__SHORT TASK__:
Repeat, word for word, the line with "Read out every word on this page." and each one after it to the end. No picture goes into the copy.

(begin)

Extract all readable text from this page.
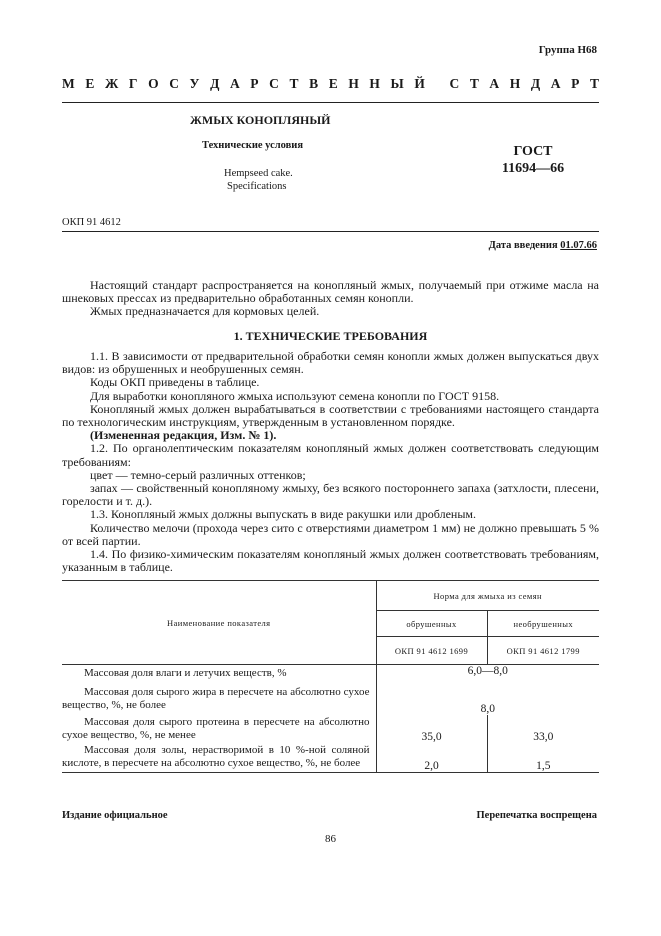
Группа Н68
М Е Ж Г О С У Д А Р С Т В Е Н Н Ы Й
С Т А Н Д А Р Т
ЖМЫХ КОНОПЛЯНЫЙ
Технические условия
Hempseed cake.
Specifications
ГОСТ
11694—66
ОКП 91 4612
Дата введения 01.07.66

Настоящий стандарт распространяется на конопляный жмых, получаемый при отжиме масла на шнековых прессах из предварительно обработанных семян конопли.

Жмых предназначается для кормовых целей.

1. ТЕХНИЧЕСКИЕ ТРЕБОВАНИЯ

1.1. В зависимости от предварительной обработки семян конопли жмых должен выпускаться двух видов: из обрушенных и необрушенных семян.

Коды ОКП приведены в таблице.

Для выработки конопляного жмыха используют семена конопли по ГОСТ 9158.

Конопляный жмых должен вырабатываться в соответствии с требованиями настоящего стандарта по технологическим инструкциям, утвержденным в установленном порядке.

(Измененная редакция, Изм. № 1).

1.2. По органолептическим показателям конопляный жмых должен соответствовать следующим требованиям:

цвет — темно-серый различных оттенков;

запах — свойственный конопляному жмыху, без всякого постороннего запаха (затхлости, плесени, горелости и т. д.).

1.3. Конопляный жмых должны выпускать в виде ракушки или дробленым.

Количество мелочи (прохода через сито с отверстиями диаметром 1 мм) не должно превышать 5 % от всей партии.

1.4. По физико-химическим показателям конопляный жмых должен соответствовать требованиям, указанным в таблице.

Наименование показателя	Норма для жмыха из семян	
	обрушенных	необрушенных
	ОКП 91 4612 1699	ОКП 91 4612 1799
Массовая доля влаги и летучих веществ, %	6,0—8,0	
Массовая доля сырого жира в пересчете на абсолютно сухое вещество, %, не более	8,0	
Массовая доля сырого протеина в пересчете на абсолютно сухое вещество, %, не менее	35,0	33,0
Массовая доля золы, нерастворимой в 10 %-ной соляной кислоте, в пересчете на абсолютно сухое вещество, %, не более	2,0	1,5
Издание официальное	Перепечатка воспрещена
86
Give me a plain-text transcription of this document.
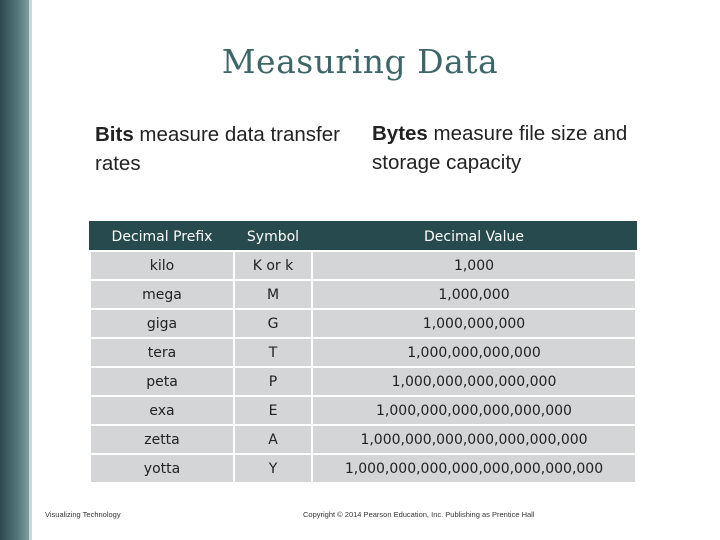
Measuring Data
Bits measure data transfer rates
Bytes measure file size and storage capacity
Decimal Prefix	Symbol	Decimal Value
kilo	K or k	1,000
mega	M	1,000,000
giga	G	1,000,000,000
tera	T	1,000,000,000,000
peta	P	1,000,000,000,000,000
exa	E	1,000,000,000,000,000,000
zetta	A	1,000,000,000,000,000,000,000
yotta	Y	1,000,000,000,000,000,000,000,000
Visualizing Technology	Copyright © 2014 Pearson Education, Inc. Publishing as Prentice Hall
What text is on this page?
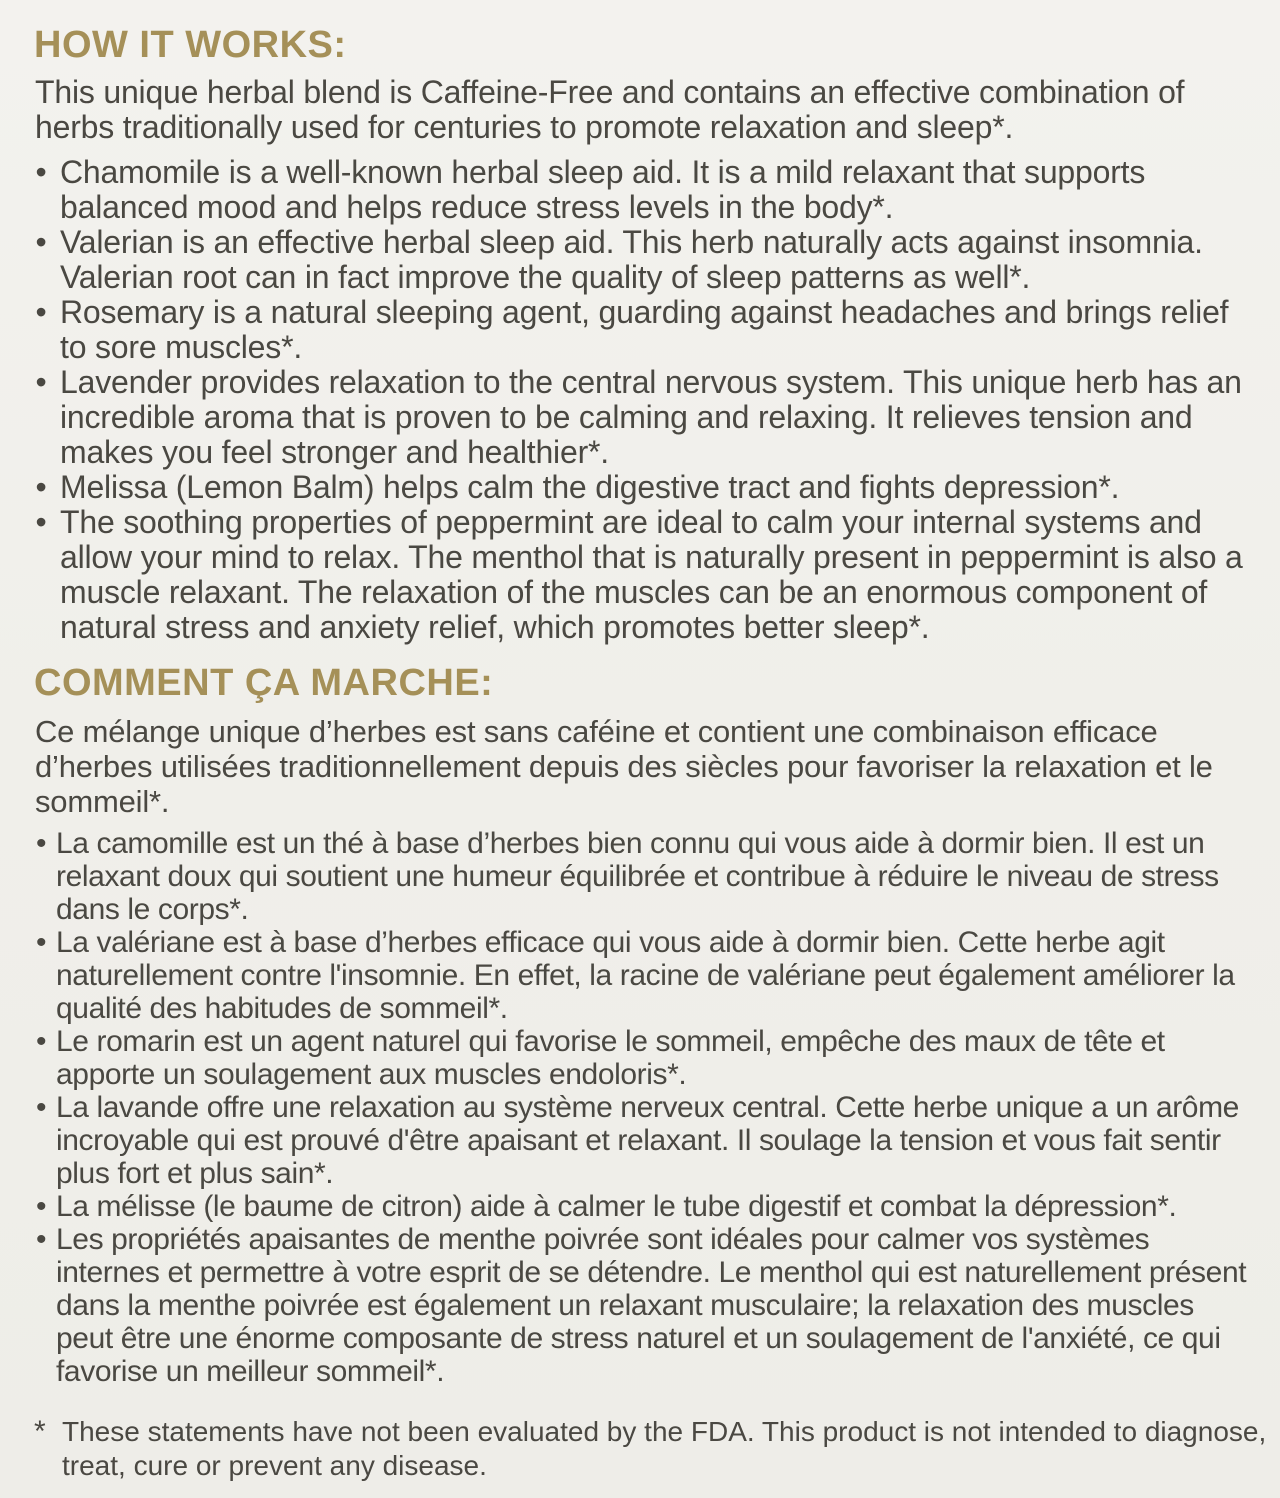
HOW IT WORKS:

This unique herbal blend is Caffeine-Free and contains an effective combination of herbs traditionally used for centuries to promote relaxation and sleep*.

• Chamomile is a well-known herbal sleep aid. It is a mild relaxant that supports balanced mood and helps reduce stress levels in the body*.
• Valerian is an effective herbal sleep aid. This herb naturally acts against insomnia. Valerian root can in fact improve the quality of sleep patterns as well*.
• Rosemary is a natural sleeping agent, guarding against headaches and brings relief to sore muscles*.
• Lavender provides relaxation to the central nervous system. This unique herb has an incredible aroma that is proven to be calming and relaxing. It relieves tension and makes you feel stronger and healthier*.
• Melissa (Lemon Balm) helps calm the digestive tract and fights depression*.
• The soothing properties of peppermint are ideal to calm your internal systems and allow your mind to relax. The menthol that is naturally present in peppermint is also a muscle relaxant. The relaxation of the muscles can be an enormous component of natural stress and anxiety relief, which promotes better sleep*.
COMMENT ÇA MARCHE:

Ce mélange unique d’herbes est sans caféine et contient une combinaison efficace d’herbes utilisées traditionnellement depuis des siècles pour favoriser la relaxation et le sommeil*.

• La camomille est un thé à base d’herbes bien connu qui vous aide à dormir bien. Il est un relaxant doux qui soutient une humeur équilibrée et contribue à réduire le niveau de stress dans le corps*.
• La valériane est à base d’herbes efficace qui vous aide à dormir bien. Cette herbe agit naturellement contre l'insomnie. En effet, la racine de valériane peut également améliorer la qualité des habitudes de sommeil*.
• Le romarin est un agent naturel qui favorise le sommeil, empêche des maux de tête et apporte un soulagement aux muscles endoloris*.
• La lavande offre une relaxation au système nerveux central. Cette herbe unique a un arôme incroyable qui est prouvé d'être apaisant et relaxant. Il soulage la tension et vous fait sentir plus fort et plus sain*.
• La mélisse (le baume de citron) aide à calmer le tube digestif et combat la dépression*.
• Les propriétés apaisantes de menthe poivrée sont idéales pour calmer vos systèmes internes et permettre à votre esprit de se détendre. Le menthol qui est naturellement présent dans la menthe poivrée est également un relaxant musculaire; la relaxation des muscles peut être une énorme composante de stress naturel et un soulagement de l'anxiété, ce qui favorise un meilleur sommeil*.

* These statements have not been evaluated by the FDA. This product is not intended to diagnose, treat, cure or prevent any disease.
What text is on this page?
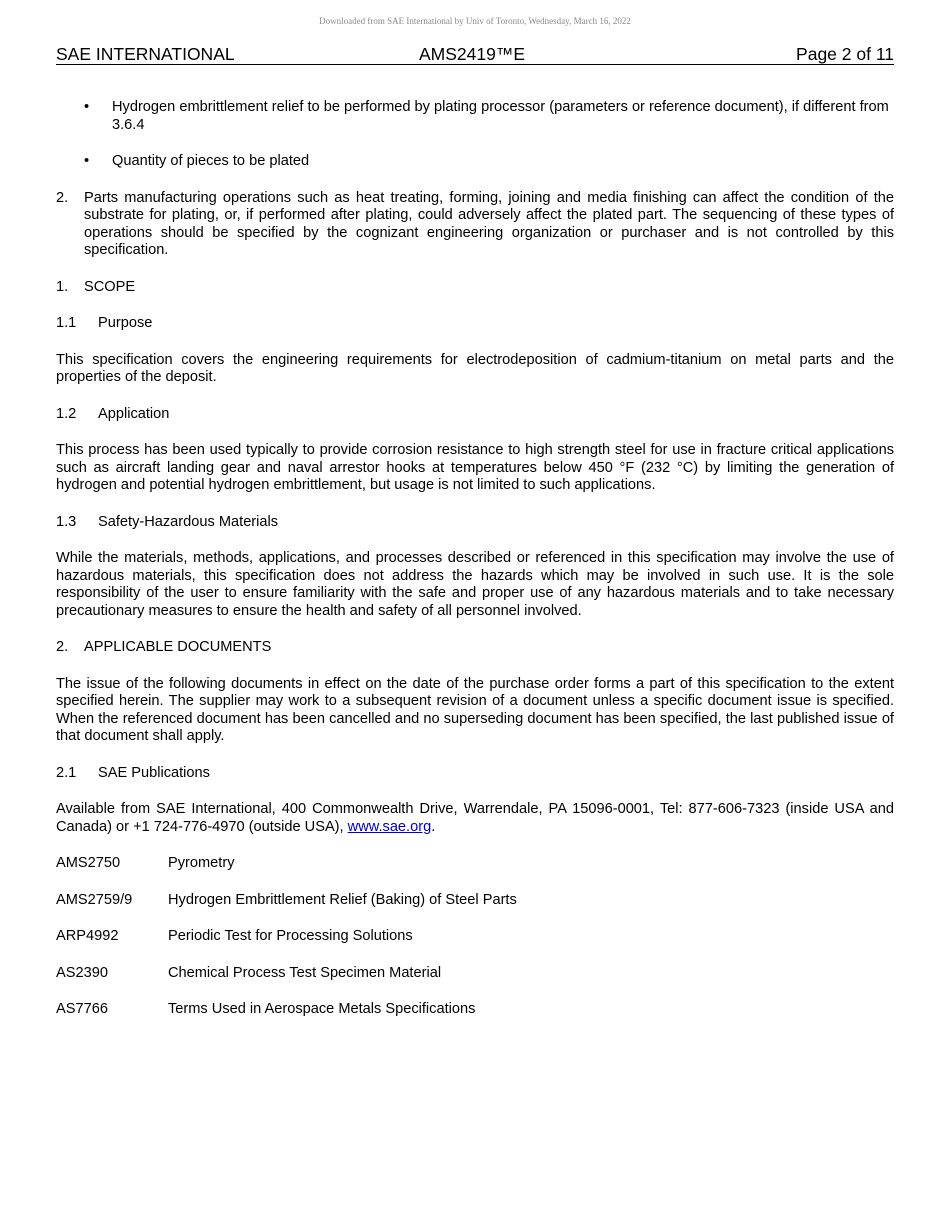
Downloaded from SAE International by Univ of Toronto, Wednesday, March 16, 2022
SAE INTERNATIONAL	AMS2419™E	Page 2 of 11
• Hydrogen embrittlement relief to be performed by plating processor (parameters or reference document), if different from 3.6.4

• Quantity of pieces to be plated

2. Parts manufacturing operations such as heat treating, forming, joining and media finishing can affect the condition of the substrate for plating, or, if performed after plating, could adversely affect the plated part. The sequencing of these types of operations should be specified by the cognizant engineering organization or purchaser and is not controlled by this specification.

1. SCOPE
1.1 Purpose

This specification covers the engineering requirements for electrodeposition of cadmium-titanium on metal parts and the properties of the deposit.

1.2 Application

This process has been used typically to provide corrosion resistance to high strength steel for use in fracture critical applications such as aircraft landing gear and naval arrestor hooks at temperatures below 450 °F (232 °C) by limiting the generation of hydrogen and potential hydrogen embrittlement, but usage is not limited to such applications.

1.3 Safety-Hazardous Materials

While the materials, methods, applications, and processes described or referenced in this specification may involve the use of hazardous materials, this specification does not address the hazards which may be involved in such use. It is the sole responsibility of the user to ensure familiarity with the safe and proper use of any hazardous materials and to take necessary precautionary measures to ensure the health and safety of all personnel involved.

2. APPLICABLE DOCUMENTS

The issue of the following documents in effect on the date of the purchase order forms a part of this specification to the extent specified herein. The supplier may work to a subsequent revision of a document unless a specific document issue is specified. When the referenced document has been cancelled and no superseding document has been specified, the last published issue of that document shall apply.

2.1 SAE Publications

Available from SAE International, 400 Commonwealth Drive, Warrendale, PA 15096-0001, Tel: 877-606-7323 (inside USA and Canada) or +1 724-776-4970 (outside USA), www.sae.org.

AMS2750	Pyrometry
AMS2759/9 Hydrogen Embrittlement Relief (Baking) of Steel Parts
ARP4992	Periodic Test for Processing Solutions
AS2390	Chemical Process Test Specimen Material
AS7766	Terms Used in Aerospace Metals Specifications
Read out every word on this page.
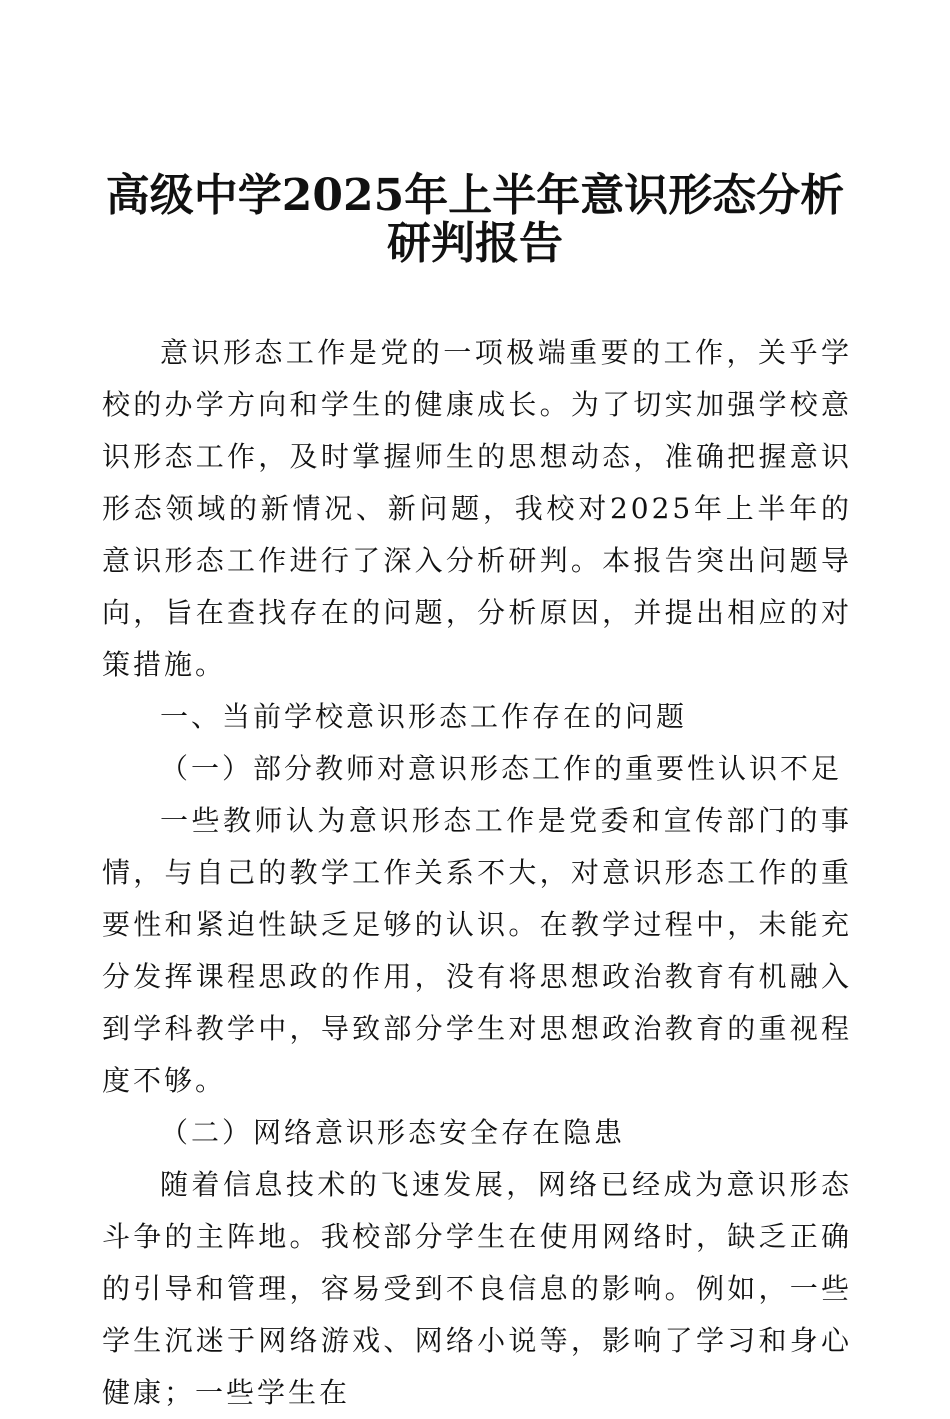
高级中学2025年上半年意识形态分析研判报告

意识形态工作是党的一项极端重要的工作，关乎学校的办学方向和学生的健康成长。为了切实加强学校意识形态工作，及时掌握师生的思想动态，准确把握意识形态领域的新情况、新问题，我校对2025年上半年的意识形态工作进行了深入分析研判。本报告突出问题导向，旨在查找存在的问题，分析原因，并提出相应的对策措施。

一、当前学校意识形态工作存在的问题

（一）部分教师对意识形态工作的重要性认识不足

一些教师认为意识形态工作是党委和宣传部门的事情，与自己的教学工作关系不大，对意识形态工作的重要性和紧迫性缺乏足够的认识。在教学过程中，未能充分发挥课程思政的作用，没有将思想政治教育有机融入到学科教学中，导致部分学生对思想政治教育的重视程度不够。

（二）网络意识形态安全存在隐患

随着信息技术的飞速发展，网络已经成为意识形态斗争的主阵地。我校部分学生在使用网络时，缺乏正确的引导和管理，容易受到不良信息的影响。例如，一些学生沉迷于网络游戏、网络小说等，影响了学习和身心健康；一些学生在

(end)

__THE OUTPUT__:
Read out every word on this page.
高级中学2025年上半年意识形态分析研判报告

意识形态工作是党的一项极端重要的工作，关乎学校的办学方向和学生的健康成长。为了切实加强学校意识形态工作，及时掌握师生的思想动态，准确把握意识形态领域的新情况、新问题，我校对2025年上半年的意识形态工作进行了深入分析研判。本报告突出问题导向，旨在查找存在的问题，分析原因，并提出相应的对策措施。

一、当前学校意识形态工作存在的问题

（一）部分教师对意识形态工作的重要性认识不足

一些教师认为意识形态工作是党委和宣传部门的事情，与自己的教学工作关系不大，对意识形态工作的重要性和紧迫性缺乏足够的认识。在教学过程中，未能充分发挥课程思政的作用，没有将思想政治教育有机融入到学科教学中，导致部分学生对思想政治教育的重视程度不够。

（二）网络意识形态安全存在隐患

随着信息技术的飞速发展，网络已经成为意识形态斗争的主阵地。我校部分学生在使用网络时，缺乏正确的引导和管理，容易受到不良信息的影响。例如，一些学生沉迷于网络游戏、网络小说等，影响了学习和身心健康；一些学生在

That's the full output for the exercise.